--- Start of Given records ---

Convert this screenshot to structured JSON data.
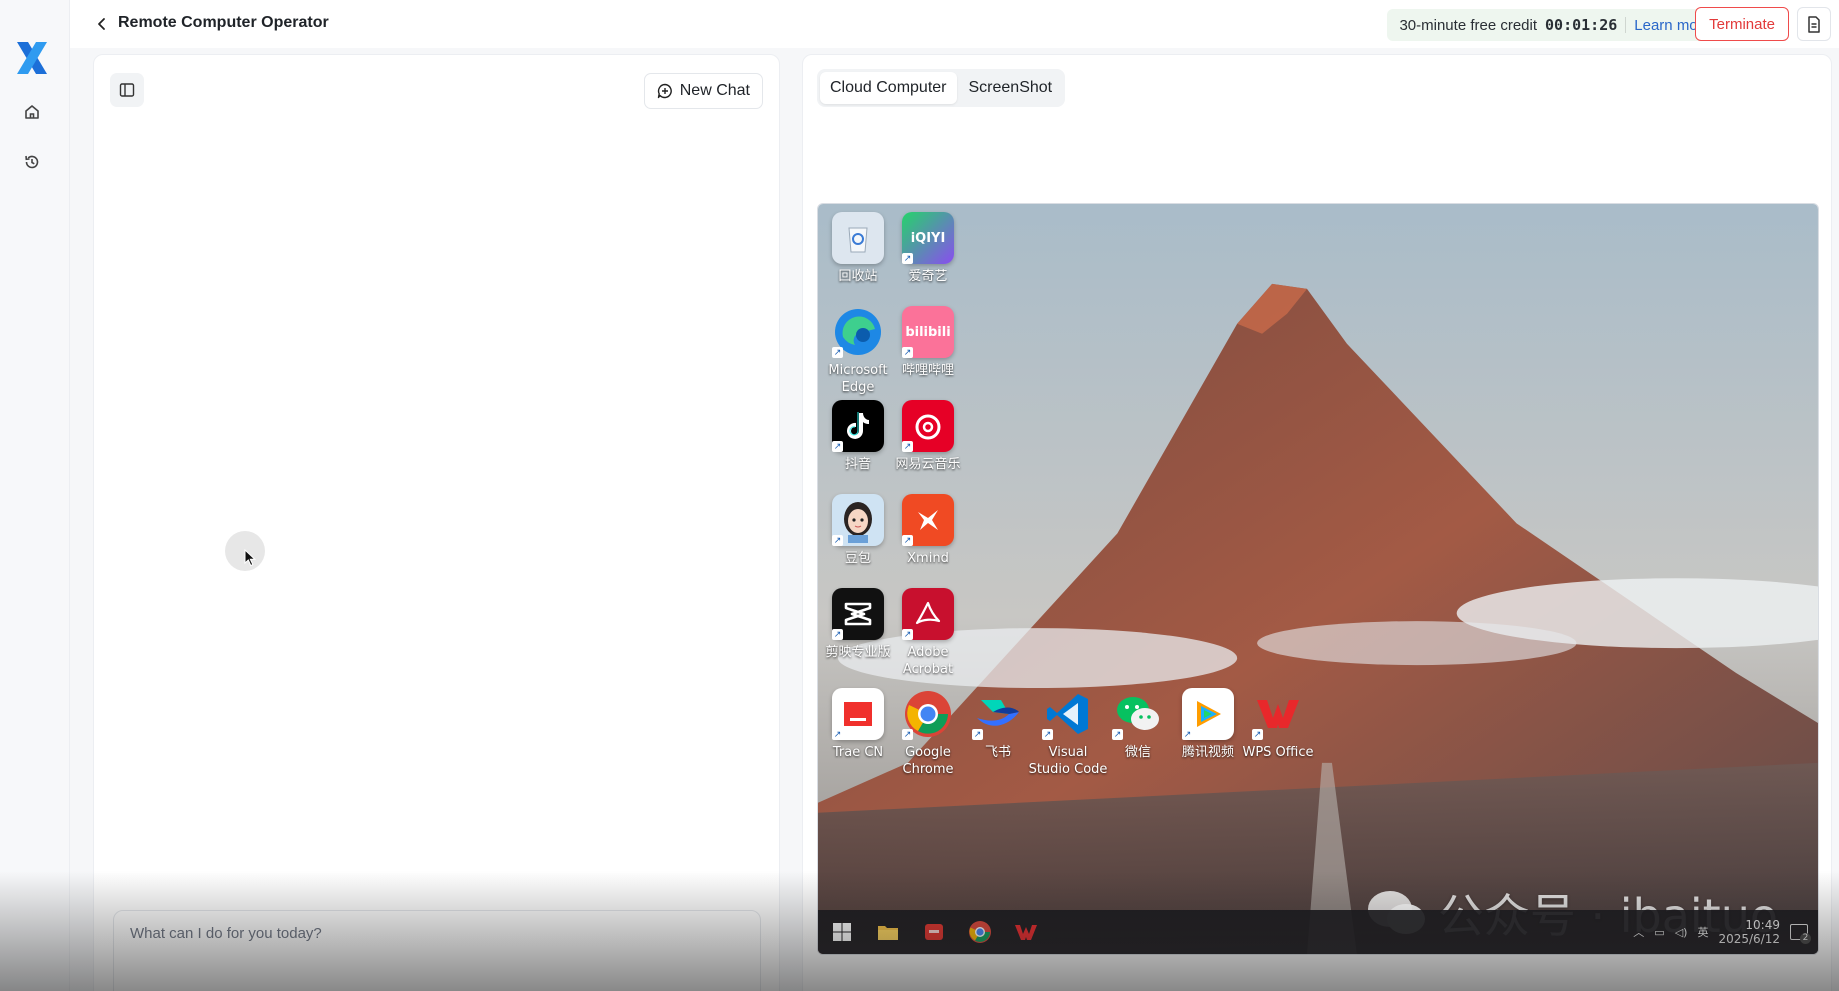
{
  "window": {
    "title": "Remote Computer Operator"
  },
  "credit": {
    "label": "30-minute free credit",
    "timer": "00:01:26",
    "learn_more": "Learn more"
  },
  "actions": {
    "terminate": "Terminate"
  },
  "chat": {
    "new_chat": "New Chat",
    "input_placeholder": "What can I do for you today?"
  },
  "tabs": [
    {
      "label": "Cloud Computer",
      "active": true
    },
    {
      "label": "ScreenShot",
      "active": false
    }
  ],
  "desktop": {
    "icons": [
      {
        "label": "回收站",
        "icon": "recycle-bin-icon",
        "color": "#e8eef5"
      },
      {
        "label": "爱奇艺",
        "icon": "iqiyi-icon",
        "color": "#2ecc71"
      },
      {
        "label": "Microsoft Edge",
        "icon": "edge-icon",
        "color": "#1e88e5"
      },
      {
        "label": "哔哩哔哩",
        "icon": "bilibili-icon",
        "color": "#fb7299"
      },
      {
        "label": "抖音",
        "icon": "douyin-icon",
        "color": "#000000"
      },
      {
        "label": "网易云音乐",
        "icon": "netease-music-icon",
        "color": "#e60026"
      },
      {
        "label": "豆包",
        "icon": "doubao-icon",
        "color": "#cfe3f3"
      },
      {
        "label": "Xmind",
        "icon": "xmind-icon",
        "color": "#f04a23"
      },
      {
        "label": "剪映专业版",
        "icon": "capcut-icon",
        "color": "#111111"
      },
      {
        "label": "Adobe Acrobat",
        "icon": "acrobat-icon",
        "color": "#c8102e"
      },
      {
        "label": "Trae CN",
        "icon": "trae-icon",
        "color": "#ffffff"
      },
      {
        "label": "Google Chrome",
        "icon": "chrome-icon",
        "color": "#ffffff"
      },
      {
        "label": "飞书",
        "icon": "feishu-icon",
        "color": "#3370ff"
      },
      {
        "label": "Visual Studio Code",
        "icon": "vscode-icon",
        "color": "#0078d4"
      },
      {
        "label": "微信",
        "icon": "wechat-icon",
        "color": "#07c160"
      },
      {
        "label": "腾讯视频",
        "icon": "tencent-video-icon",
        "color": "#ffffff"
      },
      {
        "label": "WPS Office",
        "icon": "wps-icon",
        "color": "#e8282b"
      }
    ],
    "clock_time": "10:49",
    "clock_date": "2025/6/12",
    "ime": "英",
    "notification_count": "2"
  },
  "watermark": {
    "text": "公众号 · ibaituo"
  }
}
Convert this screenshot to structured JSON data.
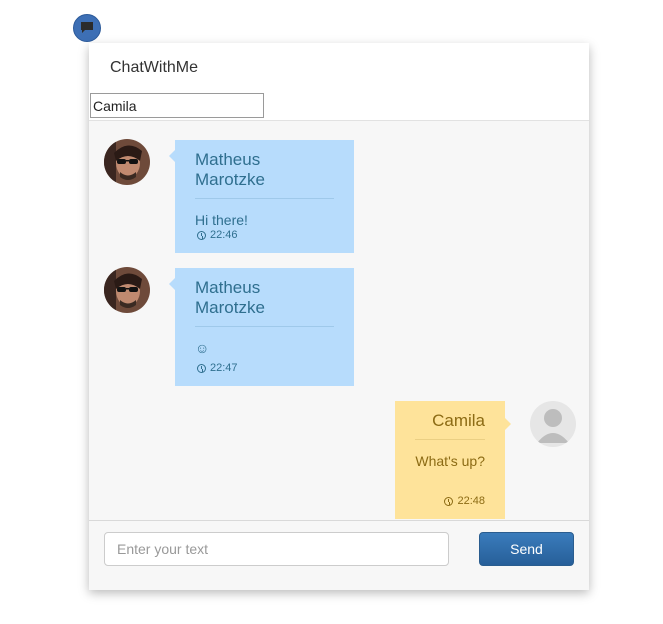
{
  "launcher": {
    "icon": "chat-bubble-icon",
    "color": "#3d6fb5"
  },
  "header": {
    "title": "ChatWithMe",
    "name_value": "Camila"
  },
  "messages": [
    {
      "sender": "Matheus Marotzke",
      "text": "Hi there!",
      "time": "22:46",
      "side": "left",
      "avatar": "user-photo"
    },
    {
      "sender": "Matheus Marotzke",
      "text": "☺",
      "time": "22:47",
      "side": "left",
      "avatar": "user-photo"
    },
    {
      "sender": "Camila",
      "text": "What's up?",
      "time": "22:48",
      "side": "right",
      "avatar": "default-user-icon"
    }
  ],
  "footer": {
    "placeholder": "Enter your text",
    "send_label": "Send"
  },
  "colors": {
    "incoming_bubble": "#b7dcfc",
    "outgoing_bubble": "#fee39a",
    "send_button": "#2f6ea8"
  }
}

--- End of Given records ---

Retype all of the entries exactly as written, leaving out any images.

--- Reply to the task ---
Convert this screenshot to structured JSON data.
{
  "window": {
    "title": "Remote Computer Operator"
  },
  "credit": {
    "label": "30-minute free credit",
    "timer": "00:01:26",
    "learn_more": "Learn more"
  },
  "actions": {
    "terminate": "Terminate"
  },
  "chat": {
    "new_chat": "New Chat",
    "input_placeholder": "What can I do for you today?"
  },
  "tabs": [
    {
      "label": "Cloud Computer",
      "active": true
    },
    {
      "label": "ScreenShot",
      "active": false
    }
  ],
  "desktop": {
    "icons": [
      {
        "label": "回收站",
        "icon": "recycle-bin-icon",
        "color": "#e8eef5"
      },
      {
        "label": "爱奇艺",
        "icon": "iqiyi-icon",
        "color": "#2ecc71"
      },
      {
        "label": "Microsoft Edge",
        "icon": "edge-icon",
        "color": "#1e88e5"
      },
      {
        "label": "哔哩哔哩",
        "icon": "bilibili-icon",
        "color": "#fb7299"
      },
      {
        "label": "抖音",
        "icon": "douyin-icon",
        "color": "#000000"
      },
      {
        "label": "网易云音乐",
        "icon": "netease-music-icon",
        "color": "#e60026"
      },
      {
        "label": "豆包",
        "icon": "doubao-icon",
        "color": "#cfe3f3"
      },
      {
        "label": "Xmind",
        "icon": "xmind-icon",
        "color": "#f04a23"
      },
      {
        "label": "剪映专业版",
        "icon": "capcut-icon",
        "color": "#111111"
      },
      {
        "label": "Adobe Acrobat",
        "icon": "acrobat-icon",
        "color": "#c8102e"
      },
      {
        "label": "Trae CN",
        "icon": "trae-icon",
        "color": "#ffffff"
      },
      {
        "label": "Google Chrome",
        "icon": "chrome-icon",
        "color": "#ffffff"
      },
      {
        "label": "飞书",
        "icon": "feishu-icon",
        "color": "#3370ff"
      },
      {
        "label": "Visual Studio Code",
        "icon": "vscode-icon",
        "color": "#0078d4"
      },
      {
        "label": "微信",
        "icon": "wechat-icon",
        "color": "#07c160"
      },
      {
        "label": "腾讯视频",
        "icon": "tencent-video-icon",
        "color": "#ffffff"
      },
      {
        "label": "WPS Office",
        "icon": "wps-icon",
        "color": "#e8282b"
      }
    ],
    "clock_time": "10:49",
    "clock_date": "2025/6/12",
    "ime": "英",
    "notification_count": "2"
  },
  "watermark": {
    "text": "公众号 · ibaituo"
  }
}
Convert this screenshot to structured JSON data.
{
  "launcher": {
    "icon": "chat-bubble-icon",
    "color": "#3d6fb5"
  },
  "header": {
    "title": "ChatWithMe",
    "name_value": "Camila"
  },
  "messages": [
    {
      "sender": "Matheus Marotzke",
      "text": "Hi there!",
      "time": "22:46",
      "side": "left",
      "avatar": "user-photo"
    },
    {
      "sender": "Matheus Marotzke",
      "text": "☺",
      "time": "22:47",
      "side": "left",
      "avatar": "user-photo"
    },
    {
      "sender": "Camila",
      "text": "What's up?",
      "time": "22:48",
      "side": "right",
      "avatar": "default-user-icon"
    }
  ],
  "footer": {
    "placeholder": "Enter your text",
    "send_label": "Send"
  },
  "colors": {
    "incoming_bubble": "#b7dcfc",
    "outgoing_bubble": "#fee39a",
    "send_button": "#2f6ea8"
  }
}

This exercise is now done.